-- ROWS start --
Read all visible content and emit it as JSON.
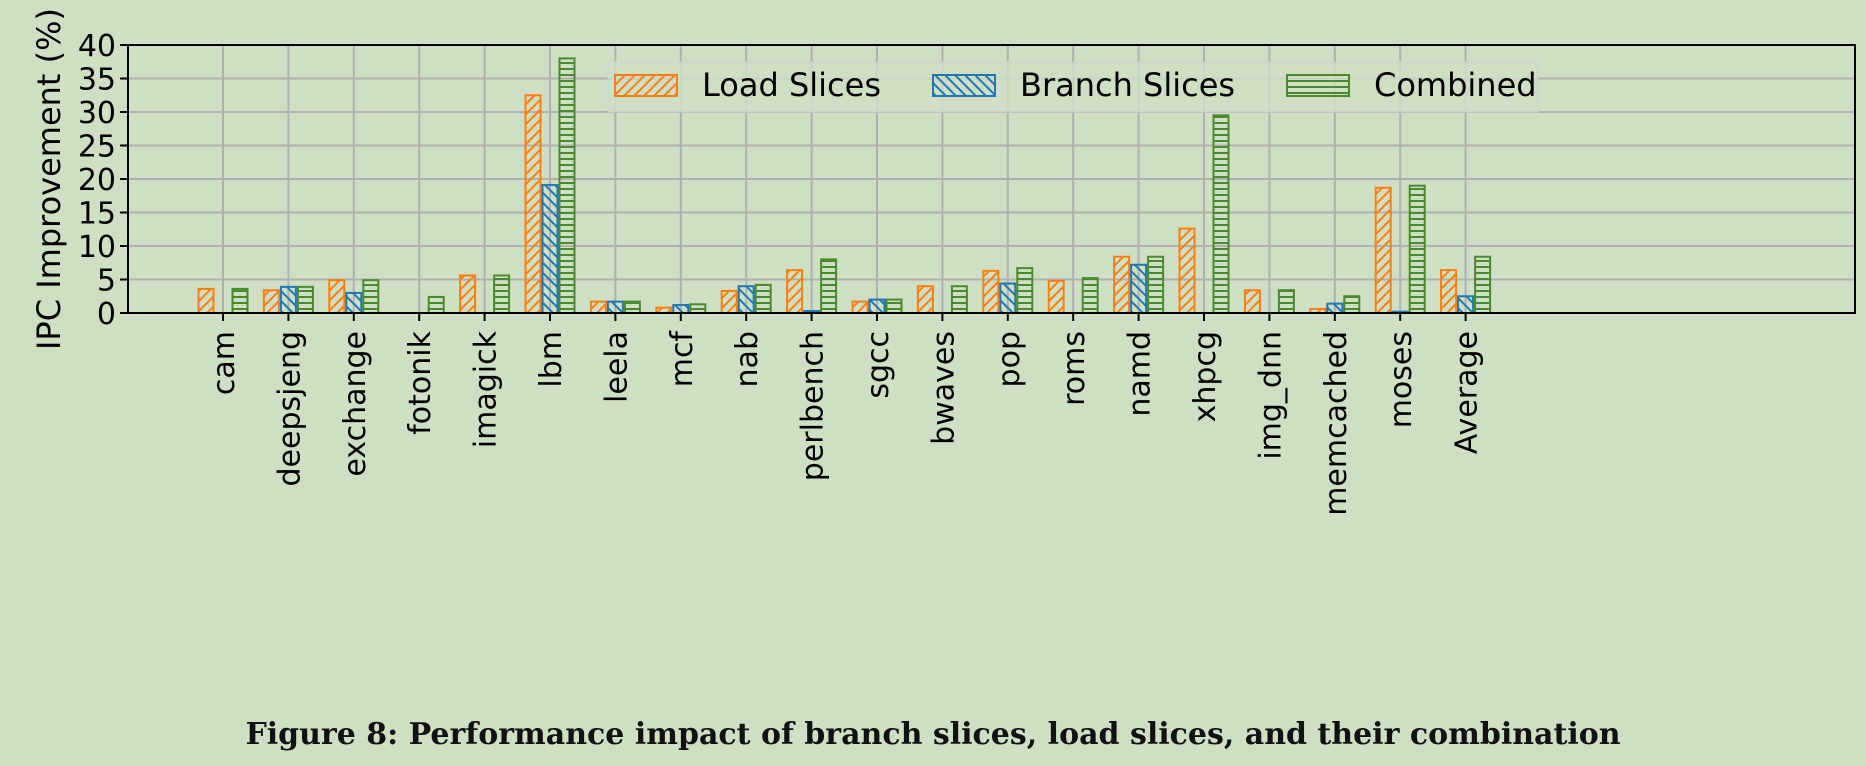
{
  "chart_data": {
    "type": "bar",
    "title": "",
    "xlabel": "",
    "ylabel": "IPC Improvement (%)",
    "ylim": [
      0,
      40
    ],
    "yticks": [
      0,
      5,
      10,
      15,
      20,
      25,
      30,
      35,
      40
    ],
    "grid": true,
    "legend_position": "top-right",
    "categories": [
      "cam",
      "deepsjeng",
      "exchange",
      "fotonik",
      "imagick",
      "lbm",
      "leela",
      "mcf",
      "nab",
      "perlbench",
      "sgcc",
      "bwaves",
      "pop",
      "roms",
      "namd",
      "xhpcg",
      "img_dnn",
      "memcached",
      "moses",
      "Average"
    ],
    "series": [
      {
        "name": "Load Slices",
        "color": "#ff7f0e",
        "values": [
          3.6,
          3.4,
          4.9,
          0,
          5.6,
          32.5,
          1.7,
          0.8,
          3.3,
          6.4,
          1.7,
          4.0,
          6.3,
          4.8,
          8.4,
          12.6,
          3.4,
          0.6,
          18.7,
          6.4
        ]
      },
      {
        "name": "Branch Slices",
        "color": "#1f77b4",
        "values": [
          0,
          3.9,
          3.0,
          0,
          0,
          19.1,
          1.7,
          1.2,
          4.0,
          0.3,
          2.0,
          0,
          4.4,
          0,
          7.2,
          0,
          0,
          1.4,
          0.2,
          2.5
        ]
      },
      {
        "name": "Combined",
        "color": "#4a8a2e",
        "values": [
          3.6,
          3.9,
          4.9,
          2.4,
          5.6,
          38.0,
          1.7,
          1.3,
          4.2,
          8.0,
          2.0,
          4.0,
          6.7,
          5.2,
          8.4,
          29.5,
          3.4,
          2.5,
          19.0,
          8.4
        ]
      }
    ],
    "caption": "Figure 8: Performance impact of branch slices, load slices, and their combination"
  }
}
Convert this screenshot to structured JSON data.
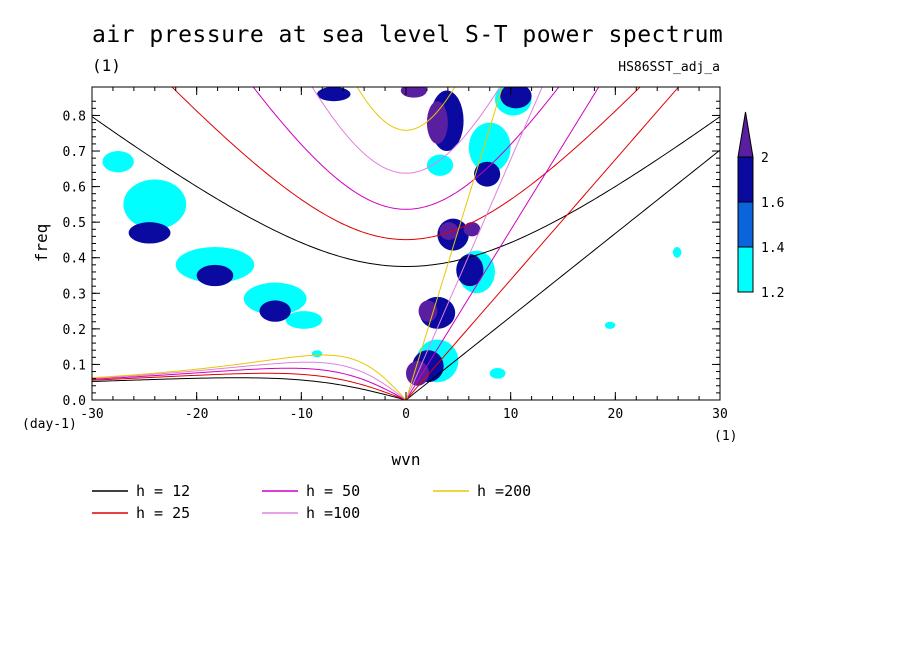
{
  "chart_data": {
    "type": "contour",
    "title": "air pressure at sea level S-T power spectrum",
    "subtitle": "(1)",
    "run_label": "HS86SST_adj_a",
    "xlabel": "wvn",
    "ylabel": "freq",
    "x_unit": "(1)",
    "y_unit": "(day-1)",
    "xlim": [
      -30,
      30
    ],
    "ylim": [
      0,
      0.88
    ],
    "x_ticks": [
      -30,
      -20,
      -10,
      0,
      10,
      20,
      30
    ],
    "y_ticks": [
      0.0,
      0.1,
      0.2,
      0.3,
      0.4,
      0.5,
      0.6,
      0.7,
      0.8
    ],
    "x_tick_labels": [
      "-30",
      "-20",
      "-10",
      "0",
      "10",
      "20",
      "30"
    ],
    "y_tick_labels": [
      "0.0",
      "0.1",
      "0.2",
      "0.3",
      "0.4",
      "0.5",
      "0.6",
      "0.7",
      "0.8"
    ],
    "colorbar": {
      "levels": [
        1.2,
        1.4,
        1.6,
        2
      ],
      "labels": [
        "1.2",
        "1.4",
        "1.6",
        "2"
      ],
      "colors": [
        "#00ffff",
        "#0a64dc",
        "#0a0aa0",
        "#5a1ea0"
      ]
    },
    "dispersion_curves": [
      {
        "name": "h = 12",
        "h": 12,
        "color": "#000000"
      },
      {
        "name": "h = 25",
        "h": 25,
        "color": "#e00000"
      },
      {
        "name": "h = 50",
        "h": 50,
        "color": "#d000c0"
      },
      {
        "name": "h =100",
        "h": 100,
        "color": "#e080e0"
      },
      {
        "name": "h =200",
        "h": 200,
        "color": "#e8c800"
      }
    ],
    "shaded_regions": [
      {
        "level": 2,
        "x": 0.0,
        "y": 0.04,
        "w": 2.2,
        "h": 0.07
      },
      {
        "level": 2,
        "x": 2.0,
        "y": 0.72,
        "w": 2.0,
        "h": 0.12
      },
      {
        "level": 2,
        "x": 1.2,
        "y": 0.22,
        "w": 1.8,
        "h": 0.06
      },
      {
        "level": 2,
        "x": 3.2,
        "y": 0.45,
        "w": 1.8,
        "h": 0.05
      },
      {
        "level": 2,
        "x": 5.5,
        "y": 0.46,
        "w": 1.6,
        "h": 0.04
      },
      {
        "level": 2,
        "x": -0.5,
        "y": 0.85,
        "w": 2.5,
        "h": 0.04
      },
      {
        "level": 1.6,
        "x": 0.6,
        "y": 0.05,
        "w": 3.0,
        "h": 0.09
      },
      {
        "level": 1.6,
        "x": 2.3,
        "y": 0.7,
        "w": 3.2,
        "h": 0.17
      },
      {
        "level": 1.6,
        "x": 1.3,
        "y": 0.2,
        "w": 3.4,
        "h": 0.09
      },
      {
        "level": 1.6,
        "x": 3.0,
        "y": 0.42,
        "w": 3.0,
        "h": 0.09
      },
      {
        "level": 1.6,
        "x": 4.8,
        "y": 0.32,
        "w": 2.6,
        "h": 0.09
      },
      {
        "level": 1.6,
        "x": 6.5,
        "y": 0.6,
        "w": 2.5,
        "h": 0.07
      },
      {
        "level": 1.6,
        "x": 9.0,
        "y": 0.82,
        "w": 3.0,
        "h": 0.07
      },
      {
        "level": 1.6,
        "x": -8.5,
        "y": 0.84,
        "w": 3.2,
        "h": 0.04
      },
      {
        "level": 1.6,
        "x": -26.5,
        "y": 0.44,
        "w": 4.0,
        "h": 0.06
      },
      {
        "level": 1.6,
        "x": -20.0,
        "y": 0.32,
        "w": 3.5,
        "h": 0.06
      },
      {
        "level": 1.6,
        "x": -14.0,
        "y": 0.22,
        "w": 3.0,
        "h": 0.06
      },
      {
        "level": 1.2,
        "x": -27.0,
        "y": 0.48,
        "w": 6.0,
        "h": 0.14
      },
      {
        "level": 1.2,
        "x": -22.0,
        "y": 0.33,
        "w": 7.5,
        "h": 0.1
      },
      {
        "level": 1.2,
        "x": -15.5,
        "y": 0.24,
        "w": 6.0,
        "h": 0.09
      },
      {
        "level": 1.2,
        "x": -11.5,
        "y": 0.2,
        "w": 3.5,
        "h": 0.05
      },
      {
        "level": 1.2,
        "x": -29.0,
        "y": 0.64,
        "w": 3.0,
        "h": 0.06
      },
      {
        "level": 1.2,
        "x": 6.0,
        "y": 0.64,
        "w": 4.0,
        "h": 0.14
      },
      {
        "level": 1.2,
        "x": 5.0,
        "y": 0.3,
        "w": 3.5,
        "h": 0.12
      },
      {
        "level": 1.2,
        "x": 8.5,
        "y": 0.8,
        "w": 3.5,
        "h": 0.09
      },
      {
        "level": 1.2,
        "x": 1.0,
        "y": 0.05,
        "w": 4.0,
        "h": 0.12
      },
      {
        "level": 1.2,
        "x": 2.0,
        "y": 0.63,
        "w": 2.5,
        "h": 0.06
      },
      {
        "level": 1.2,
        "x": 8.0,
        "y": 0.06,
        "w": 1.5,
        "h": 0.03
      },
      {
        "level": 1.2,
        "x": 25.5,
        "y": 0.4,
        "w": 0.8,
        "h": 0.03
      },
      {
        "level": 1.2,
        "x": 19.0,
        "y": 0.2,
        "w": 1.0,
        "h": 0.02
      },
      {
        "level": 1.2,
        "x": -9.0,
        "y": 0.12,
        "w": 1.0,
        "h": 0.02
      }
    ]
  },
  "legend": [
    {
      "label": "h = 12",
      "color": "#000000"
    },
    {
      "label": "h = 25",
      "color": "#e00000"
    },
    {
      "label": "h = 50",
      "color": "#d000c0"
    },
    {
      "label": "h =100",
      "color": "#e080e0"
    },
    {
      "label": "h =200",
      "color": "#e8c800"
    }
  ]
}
-- ROWS end --
STATED GOAL — Copy out all of the material exactly as written, without its pictures.

RESPONSE FOR THIS EXERCISE —
Read all visible content and emit it as JSON.
{
  "chart_data": {
    "type": "bar",
    "title": "",
    "xlabel": "",
    "ylabel": "IPC Improvement (%)",
    "ylim": [
      0,
      40
    ],
    "yticks": [
      0,
      5,
      10,
      15,
      20,
      25,
      30,
      35,
      40
    ],
    "grid": true,
    "legend_position": "top-right",
    "categories": [
      "cam",
      "deepsjeng",
      "exchange",
      "fotonik",
      "imagick",
      "lbm",
      "leela",
      "mcf",
      "nab",
      "perlbench",
      "sgcc",
      "bwaves",
      "pop",
      "roms",
      "namd",
      "xhpcg",
      "img_dnn",
      "memcached",
      "moses",
      "Average"
    ],
    "series": [
      {
        "name": "Load Slices",
        "color": "#ff7f0e",
        "values": [
          3.6,
          3.4,
          4.9,
          0,
          5.6,
          32.5,
          1.7,
          0.8,
          3.3,
          6.4,
          1.7,
          4.0,
          6.3,
          4.8,
          8.4,
          12.6,
          3.4,
          0.6,
          18.7,
          6.4
        ]
      },
      {
        "name": "Branch Slices",
        "color": "#1f77b4",
        "values": [
          0,
          3.9,
          3.0,
          0,
          0,
          19.1,
          1.7,
          1.2,
          4.0,
          0.3,
          2.0,
          0,
          4.4,
          0,
          7.2,
          0,
          0,
          1.4,
          0.2,
          2.5
        ]
      },
      {
        "name": "Combined",
        "color": "#4a8a2e",
        "values": [
          3.6,
          3.9,
          4.9,
          2.4,
          5.6,
          38.0,
          1.7,
          1.3,
          4.2,
          8.0,
          2.0,
          4.0,
          6.7,
          5.2,
          8.4,
          29.5,
          3.4,
          2.5,
          19.0,
          8.4
        ]
      }
    ],
    "caption": "Figure 8: Performance impact of branch slices, load slices, and their combination"
  }
}
Convert this screenshot to structured JSON data.
{
  "chart_data": {
    "type": "contour",
    "title": "air pressure at sea level S-T power spectrum",
    "subtitle": "(1)",
    "run_label": "HS86SST_adj_a",
    "xlabel": "wvn",
    "ylabel": "freq",
    "x_unit": "(1)",
    "y_unit": "(day-1)",
    "xlim": [
      -30,
      30
    ],
    "ylim": [
      0,
      0.88
    ],
    "x_ticks": [
      -30,
      -20,
      -10,
      0,
      10,
      20,
      30
    ],
    "y_ticks": [
      0.0,
      0.1,
      0.2,
      0.3,
      0.4,
      0.5,
      0.6,
      0.7,
      0.8
    ],
    "x_tick_labels": [
      "-30",
      "-20",
      "-10",
      "0",
      "10",
      "20",
      "30"
    ],
    "y_tick_labels": [
      "0.0",
      "0.1",
      "0.2",
      "0.3",
      "0.4",
      "0.5",
      "0.6",
      "0.7",
      "0.8"
    ],
    "colorbar": {
      "levels": [
        1.2,
        1.4,
        1.6,
        2
      ],
      "labels": [
        "1.2",
        "1.4",
        "1.6",
        "2"
      ],
      "colors": [
        "#00ffff",
        "#0a64dc",
        "#0a0aa0",
        "#5a1ea0"
      ]
    },
    "dispersion_curves": [
      {
        "name": "h = 12",
        "h": 12,
        "color": "#000000"
      },
      {
        "name": "h = 25",
        "h": 25,
        "color": "#e00000"
      },
      {
        "name": "h = 50",
        "h": 50,
        "color": "#d000c0"
      },
      {
        "name": "h =100",
        "h": 100,
        "color": "#e080e0"
      },
      {
        "name": "h =200",
        "h": 200,
        "color": "#e8c800"
      }
    ],
    "shaded_regions": [
      {
        "level": 2,
        "x": 0.0,
        "y": 0.04,
        "w": 2.2,
        "h": 0.07
      },
      {
        "level": 2,
        "x": 2.0,
        "y": 0.72,
        "w": 2.0,
        "h": 0.12
      },
      {
        "level": 2,
        "x": 1.2,
        "y": 0.22,
        "w": 1.8,
        "h": 0.06
      },
      {
        "level": 2,
        "x": 3.2,
        "y": 0.45,
        "w": 1.8,
        "h": 0.05
      },
      {
        "level": 2,
        "x": 5.5,
        "y": 0.46,
        "w": 1.6,
        "h": 0.04
      },
      {
        "level": 2,
        "x": -0.5,
        "y": 0.85,
        "w": 2.5,
        "h": 0.04
      },
      {
        "level": 1.6,
        "x": 0.6,
        "y": 0.05,
        "w": 3.0,
        "h": 0.09
      },
      {
        "level": 1.6,
        "x": 2.3,
        "y": 0.7,
        "w": 3.2,
        "h": 0.17
      },
      {
        "level": 1.6,
        "x": 1.3,
        "y": 0.2,
        "w": 3.4,
        "h": 0.09
      },
      {
        "level": 1.6,
        "x": 3.0,
        "y": 0.42,
        "w": 3.0,
        "h": 0.09
      },
      {
        "level": 1.6,
        "x": 4.8,
        "y": 0.32,
        "w": 2.6,
        "h": 0.09
      },
      {
        "level": 1.6,
        "x": 6.5,
        "y": 0.6,
        "w": 2.5,
        "h": 0.07
      },
      {
        "level": 1.6,
        "x": 9.0,
        "y": 0.82,
        "w": 3.0,
        "h": 0.07
      },
      {
        "level": 1.6,
        "x": -8.5,
        "y": 0.84,
        "w": 3.2,
        "h": 0.04
      },
      {
        "level": 1.6,
        "x": -26.5,
        "y": 0.44,
        "w": 4.0,
        "h": 0.06
      },
      {
        "level": 1.6,
        "x": -20.0,
        "y": 0.32,
        "w": 3.5,
        "h": 0.06
      },
      {
        "level": 1.6,
        "x": -14.0,
        "y": 0.22,
        "w": 3.0,
        "h": 0.06
      },
      {
        "level": 1.2,
        "x": -27.0,
        "y": 0.48,
        "w": 6.0,
        "h": 0.14
      },
      {
        "level": 1.2,
        "x": -22.0,
        "y": 0.33,
        "w": 7.5,
        "h": 0.1
      },
      {
        "level": 1.2,
        "x": -15.5,
        "y": 0.24,
        "w": 6.0,
        "h": 0.09
      },
      {
        "level": 1.2,
        "x": -11.5,
        "y": 0.2,
        "w": 3.5,
        "h": 0.05
      },
      {
        "level": 1.2,
        "x": -29.0,
        "y": 0.64,
        "w": 3.0,
        "h": 0.06
      },
      {
        "level": 1.2,
        "x": 6.0,
        "y": 0.64,
        "w": 4.0,
        "h": 0.14
      },
      {
        "level": 1.2,
        "x": 5.0,
        "y": 0.3,
        "w": 3.5,
        "h": 0.12
      },
      {
        "level": 1.2,
        "x": 8.5,
        "y": 0.8,
        "w": 3.5,
        "h": 0.09
      },
      {
        "level": 1.2,
        "x": 1.0,
        "y": 0.05,
        "w": 4.0,
        "h": 0.12
      },
      {
        "level": 1.2,
        "x": 2.0,
        "y": 0.63,
        "w": 2.5,
        "h": 0.06
      },
      {
        "level": 1.2,
        "x": 8.0,
        "y": 0.06,
        "w": 1.5,
        "h": 0.03
      },
      {
        "level": 1.2,
        "x": 25.5,
        "y": 0.4,
        "w": 0.8,
        "h": 0.03
      },
      {
        "level": 1.2,
        "x": 19.0,
        "y": 0.2,
        "w": 1.0,
        "h": 0.02
      },
      {
        "level": 1.2,
        "x": -9.0,
        "y": 0.12,
        "w": 1.0,
        "h": 0.02
      }
    ]
  },
  "legend": [
    {
      "label": "h = 12",
      "color": "#000000"
    },
    {
      "label": "h = 25",
      "color": "#e00000"
    },
    {
      "label": "h = 50",
      "color": "#d000c0"
    },
    {
      "label": "h =100",
      "color": "#e080e0"
    },
    {
      "label": "h =200",
      "color": "#e8c800"
    }
  ]
}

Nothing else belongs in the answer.